Stored data entries
begin
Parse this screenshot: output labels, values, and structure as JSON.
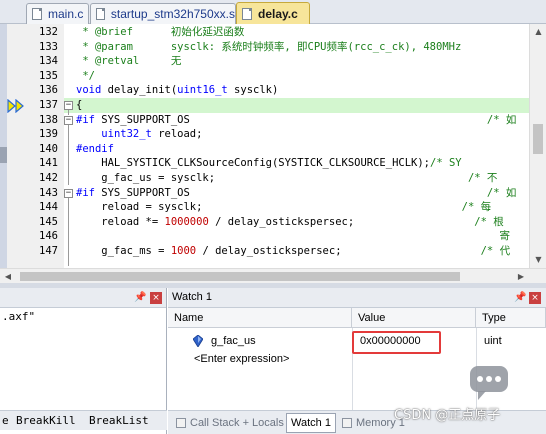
{
  "tabs": [
    {
      "label": "main.c",
      "active": false
    },
    {
      "label": "startup_stm32h750xx.s",
      "active": false
    },
    {
      "label": "delay.c",
      "active": true
    }
  ],
  "editor": {
    "current_line": 137,
    "lines": [
      {
        "n": "132",
        "html": "<span class=\"cm\">&nbsp;*&nbsp;@brief&nbsp;&nbsp;&nbsp;&nbsp;&nbsp;&nbsp;初始化延迟函数</span>"
      },
      {
        "n": "133",
        "html": "<span class=\"cm\">&nbsp;*&nbsp;@param&nbsp;&nbsp;&nbsp;&nbsp;&nbsp;&nbsp;sysclk:&nbsp;系统时钟频率,&nbsp;即CPU频率(rcc_c_ck),&nbsp;480MHz</span>"
      },
      {
        "n": "134",
        "html": "<span class=\"cm\">&nbsp;*&nbsp;@retval&nbsp;&nbsp;&nbsp;&nbsp;&nbsp;无</span>"
      },
      {
        "n": "135",
        "html": "<span class=\"cm\">&nbsp;*/</span>"
      },
      {
        "n": "136",
        "html": "<span class=\"kw\">void</span>&nbsp;delay_init(<span class=\"kw\">uint16_t</span>&nbsp;sysclk)"
      },
      {
        "n": "137",
        "html": "{"
      },
      {
        "n": "138",
        "html": "<span class=\"pp\">#if</span>&nbsp;SYS_SUPPORT_OS<span class=\"dot\">&nbsp;&nbsp;&nbsp;&nbsp;&nbsp;&nbsp;&nbsp;&nbsp;&nbsp;&nbsp;&nbsp;&nbsp;&nbsp;&nbsp;&nbsp;&nbsp;&nbsp;&nbsp;&nbsp;&nbsp;&nbsp;&nbsp;&nbsp;&nbsp;&nbsp;&nbsp;&nbsp;&nbsp;&nbsp;&nbsp;&nbsp;&nbsp;&nbsp;&nbsp;&nbsp;&nbsp;&nbsp;&nbsp;&nbsp;&nbsp;&nbsp;&nbsp;&nbsp;&nbsp;&nbsp;&nbsp;&nbsp;</span><span class=\"cm\">/*&nbsp;如</span>"
      },
      {
        "n": "139",
        "html": "&nbsp;&nbsp;&nbsp;&nbsp;<span class=\"kw\">uint32_t</span>&nbsp;reload;"
      },
      {
        "n": "140",
        "html": "<span class=\"pp\">#endif</span>"
      },
      {
        "n": "141",
        "html": "&nbsp;&nbsp;&nbsp;&nbsp;HAL_SYSTICK_CLKSourceConfig(SYSTICK_CLKSOURCE_HCLK);<span class=\"cm\">/*&nbsp;SY</span>"
      },
      {
        "n": "142",
        "html": "&nbsp;&nbsp;&nbsp;&nbsp;g_fac_us&nbsp;=&nbsp;sysclk;<span class=\"dot\">&nbsp;&nbsp;&nbsp;&nbsp;&nbsp;&nbsp;&nbsp;&nbsp;&nbsp;&nbsp;&nbsp;&nbsp;&nbsp;&nbsp;&nbsp;&nbsp;&nbsp;&nbsp;&nbsp;&nbsp;&nbsp;&nbsp;&nbsp;&nbsp;&nbsp;&nbsp;&nbsp;&nbsp;&nbsp;&nbsp;&nbsp;&nbsp;&nbsp;&nbsp;&nbsp;&nbsp;&nbsp;&nbsp;&nbsp;&nbsp;</span><span class=\"cm\">/*&nbsp;不</span>"
      },
      {
        "n": "143",
        "html": "<span class=\"pp\">#if</span>&nbsp;SYS_SUPPORT_OS<span class=\"dot\">&nbsp;&nbsp;&nbsp;&nbsp;&nbsp;&nbsp;&nbsp;&nbsp;&nbsp;&nbsp;&nbsp;&nbsp;&nbsp;&nbsp;&nbsp;&nbsp;&nbsp;&nbsp;&nbsp;&nbsp;&nbsp;&nbsp;&nbsp;&nbsp;&nbsp;&nbsp;&nbsp;&nbsp;&nbsp;&nbsp;&nbsp;&nbsp;&nbsp;&nbsp;&nbsp;&nbsp;&nbsp;&nbsp;&nbsp;&nbsp;&nbsp;&nbsp;&nbsp;&nbsp;&nbsp;&nbsp;&nbsp;</span><span class=\"cm\">/*&nbsp;如</span>"
      },
      {
        "n": "144",
        "html": "&nbsp;&nbsp;&nbsp;&nbsp;reload&nbsp;=&nbsp;sysclk;<span class=\"dot\">&nbsp;&nbsp;&nbsp;&nbsp;&nbsp;&nbsp;&nbsp;&nbsp;&nbsp;&nbsp;&nbsp;&nbsp;&nbsp;&nbsp;&nbsp;&nbsp;&nbsp;&nbsp;&nbsp;&nbsp;&nbsp;&nbsp;&nbsp;&nbsp;&nbsp;&nbsp;&nbsp;&nbsp;&nbsp;&nbsp;&nbsp;&nbsp;&nbsp;&nbsp;&nbsp;&nbsp;&nbsp;&nbsp;&nbsp;&nbsp;&nbsp;</span><span class=\"cm\">/*&nbsp;每</span>"
      },
      {
        "n": "145",
        "html": "&nbsp;&nbsp;&nbsp;&nbsp;reload&nbsp;*=&nbsp;<span class=\"num\">1000000</span>&nbsp;/&nbsp;delay_ostickspersec;<span class=\"dot\">&nbsp;&nbsp;&nbsp;&nbsp;&nbsp;&nbsp;&nbsp;&nbsp;&nbsp;&nbsp;&nbsp;&nbsp;&nbsp;&nbsp;&nbsp;&nbsp;&nbsp;&nbsp;&nbsp;</span><span class=\"cm\">/*&nbsp;根</span>"
      },
      {
        "n": "146",
        "html": "<span class=\"dot\">&nbsp;&nbsp;&nbsp;&nbsp;&nbsp;&nbsp;&nbsp;&nbsp;&nbsp;&nbsp;&nbsp;&nbsp;&nbsp;&nbsp;&nbsp;&nbsp;&nbsp;&nbsp;&nbsp;&nbsp;&nbsp;&nbsp;&nbsp;&nbsp;&nbsp;&nbsp;&nbsp;&nbsp;&nbsp;&nbsp;&nbsp;&nbsp;&nbsp;&nbsp;&nbsp;&nbsp;&nbsp;&nbsp;&nbsp;&nbsp;&nbsp;&nbsp;&nbsp;&nbsp;&nbsp;&nbsp;&nbsp;&nbsp;&nbsp;&nbsp;&nbsp;&nbsp;&nbsp;&nbsp;&nbsp;&nbsp;&nbsp;&nbsp;&nbsp;&nbsp;&nbsp;&nbsp;&nbsp;&nbsp;</span><span class=\"cm\">&nbsp;&nbsp;&nbsp;寄</span>"
      },
      {
        "n": "147",
        "html": "&nbsp;&nbsp;&nbsp;&nbsp;g_fac_ms&nbsp;=&nbsp;<span class=\"num\">1000</span>&nbsp;/&nbsp;delay_ostickspersec;<span class=\"dot\">&nbsp;&nbsp;&nbsp;&nbsp;&nbsp;&nbsp;&nbsp;&nbsp;&nbsp;&nbsp;&nbsp;&nbsp;&nbsp;&nbsp;&nbsp;&nbsp;&nbsp;&nbsp;&nbsp;&nbsp;&nbsp;&nbsp;</span><span class=\"cm\">/*&nbsp;代</span>"
      }
    ]
  },
  "left_pane": {
    "text": ".axf\"",
    "buttons": [
      "e",
      "BreakKill",
      "BreakList"
    ]
  },
  "watch": {
    "title": "Watch 1",
    "columns": [
      "Name",
      "Value",
      "Type"
    ],
    "rows": [
      {
        "name": "g_fac_us",
        "value": "0x00000000",
        "type": "uint"
      },
      {
        "name": "<Enter expression>",
        "value": "",
        "type": ""
      }
    ]
  },
  "bottom_tabs": [
    {
      "label": "Call Stack + Locals",
      "active": false
    },
    {
      "label": "Watch 1",
      "active": true
    },
    {
      "label": "Memory 1",
      "active": false
    }
  ],
  "watermark": "CSDN @正点原子",
  "colors": {
    "comment": "#1b7f1b",
    "keyword": "#0000ff",
    "number": "#c00000",
    "current_line_bg": "#d3f6cf",
    "active_tab": "#f7e59a",
    "highlight_box": "#e33a3a"
  }
}
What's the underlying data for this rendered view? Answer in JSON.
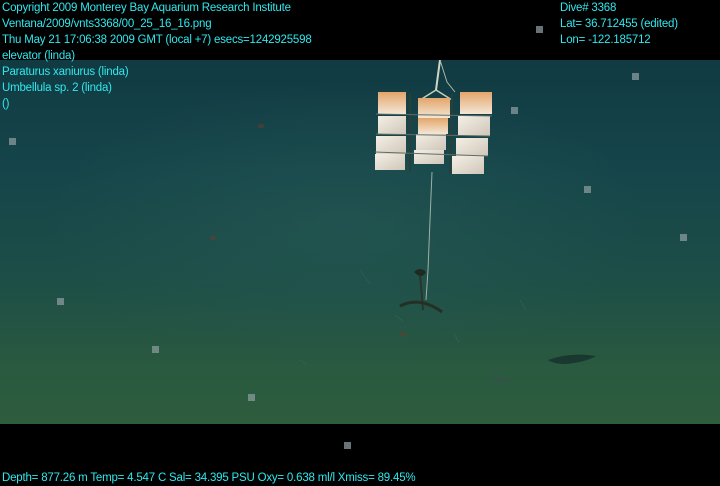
{
  "overlay_top_left": [
    "Copyright 2009 Monterey Bay Aquarium Research Institute",
    "Ventana/2009/vnts3368/00_25_16_16.png",
    "Thu May 21 17:06:38 2009 GMT (local +7)  esecs=1242925598",
    "elevator (linda)",
    "Paraturus xaniurus (linda)",
    "Umbellula sp. 2 (linda)",
    "()"
  ],
  "overlay_top_right": [
    "Dive# 3368",
    "Lat= 36.712455 (edited)",
    "Lon= -122.185712"
  ],
  "overlay_bottom": "Depth= 877.26 m  Temp= 4.547 C  Sal= 34.395 PSU  Oxy= 0.638 ml/l  Xmiss= 89.45%",
  "colors": {
    "overlay_text": "#2fe8ee",
    "water_top": "#113a42",
    "seafloor": "#2d5d3c",
    "frame_border": "#000000"
  }
}
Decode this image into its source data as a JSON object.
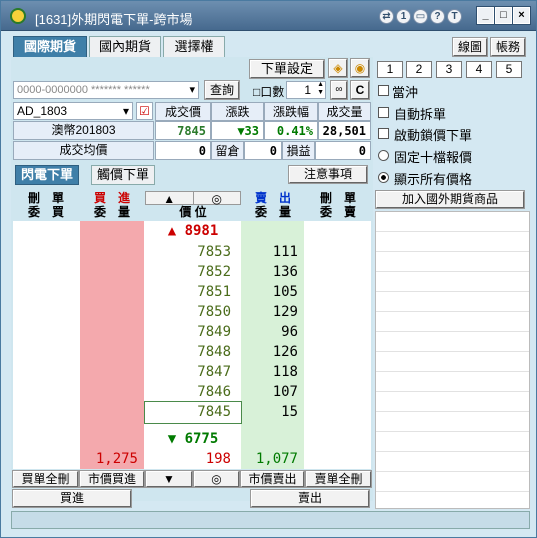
end
_STATED TASK_
In the data above, find the line containing "What's the underlying"; from there, please write out each line through the end, exactly, with the pictures omitted.

_RESPONSE TO THE EXERCISE_
What's the underlying data for this rendered view? Answer in JSON.
{
  "overlay_top_left": [
    "Copyright 2009 Monterey Bay Aquarium Research Institute",
    "Ventana/2009/vnts3368/00_25_16_16.png",
    "Thu May 21 17:06:38 2009 GMT (local +7)  esecs=1242925598",
    "elevator (linda)",
    "Paraturus xaniurus (linda)",
    "Umbellula sp. 2 (linda)",
    "()"
  ],
  "overlay_top_right": [
    "Dive# 3368",
    "Lat= 36.712455 (edited)",
    "Lon= -122.185712"
  ],
  "overlay_bottom": "Depth= 877.26 m  Temp= 4.547 C  Sal= 34.395 PSU  Oxy= 0.638 ml/l  Xmiss= 89.45%",
  "colors": {
    "overlay_text": "#2fe8ee",
    "water_top": "#113a42",
    "seafloor": "#2d5d3c",
    "frame_border": "#000000"
  }
}
Decode this image into its source data as a JSON object.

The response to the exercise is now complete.